** Begin Information given **

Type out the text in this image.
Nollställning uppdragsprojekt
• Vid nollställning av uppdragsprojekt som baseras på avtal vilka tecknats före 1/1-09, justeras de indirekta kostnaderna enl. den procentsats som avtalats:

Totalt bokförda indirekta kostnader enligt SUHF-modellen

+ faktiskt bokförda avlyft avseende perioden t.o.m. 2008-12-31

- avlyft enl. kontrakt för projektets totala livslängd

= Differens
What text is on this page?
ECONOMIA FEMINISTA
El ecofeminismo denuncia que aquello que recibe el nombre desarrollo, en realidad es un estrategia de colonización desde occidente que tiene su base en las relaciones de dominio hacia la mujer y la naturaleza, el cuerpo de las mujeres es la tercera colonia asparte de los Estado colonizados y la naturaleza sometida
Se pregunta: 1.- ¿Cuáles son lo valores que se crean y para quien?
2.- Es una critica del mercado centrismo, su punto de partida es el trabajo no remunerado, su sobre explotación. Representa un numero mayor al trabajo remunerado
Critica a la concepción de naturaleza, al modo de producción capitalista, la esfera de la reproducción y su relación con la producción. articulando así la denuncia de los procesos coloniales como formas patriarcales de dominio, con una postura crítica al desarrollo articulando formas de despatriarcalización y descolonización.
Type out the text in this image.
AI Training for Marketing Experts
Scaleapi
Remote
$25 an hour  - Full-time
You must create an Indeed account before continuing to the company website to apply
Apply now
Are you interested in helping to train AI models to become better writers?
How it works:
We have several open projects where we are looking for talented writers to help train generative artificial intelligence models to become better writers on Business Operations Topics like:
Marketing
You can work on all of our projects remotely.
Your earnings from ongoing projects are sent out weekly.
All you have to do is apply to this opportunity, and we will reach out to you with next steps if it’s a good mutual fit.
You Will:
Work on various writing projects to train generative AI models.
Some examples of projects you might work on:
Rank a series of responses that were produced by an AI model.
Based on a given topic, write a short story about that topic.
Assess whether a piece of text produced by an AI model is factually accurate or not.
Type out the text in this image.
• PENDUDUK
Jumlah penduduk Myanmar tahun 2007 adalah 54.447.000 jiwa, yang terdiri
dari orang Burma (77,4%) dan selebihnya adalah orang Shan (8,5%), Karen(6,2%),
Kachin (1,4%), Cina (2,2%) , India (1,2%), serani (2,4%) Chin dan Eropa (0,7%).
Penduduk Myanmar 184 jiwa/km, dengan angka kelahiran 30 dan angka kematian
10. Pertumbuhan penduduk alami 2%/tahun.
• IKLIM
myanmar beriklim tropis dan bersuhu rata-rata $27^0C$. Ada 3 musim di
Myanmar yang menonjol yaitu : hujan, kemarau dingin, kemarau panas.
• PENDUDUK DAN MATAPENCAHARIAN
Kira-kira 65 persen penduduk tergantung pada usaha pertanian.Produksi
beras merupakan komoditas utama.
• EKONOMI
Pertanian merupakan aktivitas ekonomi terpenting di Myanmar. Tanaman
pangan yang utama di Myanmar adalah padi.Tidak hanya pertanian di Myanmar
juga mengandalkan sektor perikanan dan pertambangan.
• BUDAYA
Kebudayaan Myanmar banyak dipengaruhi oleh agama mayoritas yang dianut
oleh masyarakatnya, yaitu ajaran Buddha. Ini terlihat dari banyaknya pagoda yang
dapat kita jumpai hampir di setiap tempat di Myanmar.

** End Information given **

- Written request
All of the records must be repeated exactly.

- The response
Type out the text in this image.
Nollställning uppdragsprojekt
• Vid nollställning av uppdragsprojekt som baseras på avtal vilka tecknats före 1/1-09, justeras de indirekta kostnaderna enl. den procentsats som avtalats:

Totalt bokförda indirekta kostnader enligt SUHF-modellen

+ faktiskt bokförda avlyft avseende perioden t.o.m. 2008-12-31

- avlyft enl. kontrakt för projektets totala livslängd

= Differens
What text is on this page?
ECONOMIA FEMINISTA
El ecofeminismo denuncia que aquello que recibe el nombre desarrollo, en realidad es un estrategia de colonización desde occidente que tiene su base en las relaciones de dominio hacia la mujer y la naturaleza, el cuerpo de las mujeres es la tercera colonia asparte de los Estado colonizados y la naturaleza sometida
Se pregunta: 1.- ¿Cuáles son lo valores que se crean y para quien?
2.- Es una critica del mercado centrismo, su punto de partida es el trabajo no remunerado, su sobre explotación. Representa un numero mayor al trabajo remunerado
Critica a la concepción de naturaleza, al modo de producción capitalista, la esfera de la reproducción y su relación con la producción. articulando así la denuncia de los procesos coloniales como formas patriarcales de dominio, con una postura crítica al desarrollo articulando formas de despatriarcalización y descolonización.
Type out the text in this image.
AI Training for Marketing Experts
Scaleapi
Remote
$25 an hour  - Full-time
You must create an Indeed account before continuing to the company website to apply
Apply now
Are you interested in helping to train AI models to become better writers?
How it works:
We have several open projects where we are looking for talented writers to help train generative artificial intelligence models to become better writers on Business Operations Topics like:
Marketing
You can work on all of our projects remotely.
Your earnings from ongoing projects are sent out weekly.
All you have to do is apply to this opportunity, and we will reach out to you with next steps if it’s a good mutual fit.
You Will:
Work on various writing projects to train generative AI models.
Some examples of projects you might work on:
Rank a series of responses that were produced by an AI model.
Based on a given topic, write a short story about that topic.
Assess whether a piece of text produced by an AI model is factually accurate or not.
Type out the text in this image.
• PENDUDUK
Jumlah penduduk Myanmar tahun 2007 adalah 54.447.000 jiwa, yang terdiri
dari orang Burma (77,4%) dan selebihnya adalah orang Shan (8,5%), Karen(6,2%),
Kachin (1,4%), Cina (2,2%) , India (1,2%), serani (2,4%) Chin dan Eropa (0,7%).
Penduduk Myanmar 184 jiwa/km, dengan angka kelahiran 30 dan angka kematian
10. Pertumbuhan penduduk alami 2%/tahun.
• IKLIM
myanmar beriklim tropis dan bersuhu rata-rata $27^0C$. Ada 3 musim di
Myanmar yang menonjol yaitu : hujan, kemarau dingin, kemarau panas.
• PENDUDUK DAN MATAPENCAHARIAN
Kira-kira 65 persen penduduk tergantung pada usaha pertanian.Produksi
beras merupakan komoditas utama.
• EKONOMI
Pertanian merupakan aktivitas ekonomi terpenting di Myanmar. Tanaman
pangan yang utama di Myanmar adalah padi.Tidak hanya pertanian di Myanmar
juga mengandalkan sektor perikanan dan pertambangan.
• BUDAYA
Kebudayaan Myanmar banyak dipengaruhi oleh agama mayoritas yang dianut
oleh masyarakatnya, yaitu ajaran Buddha. Ini terlihat dari banyaknya pagoda yang
dapat kita jumpai hampir di setiap tempat di Myanmar.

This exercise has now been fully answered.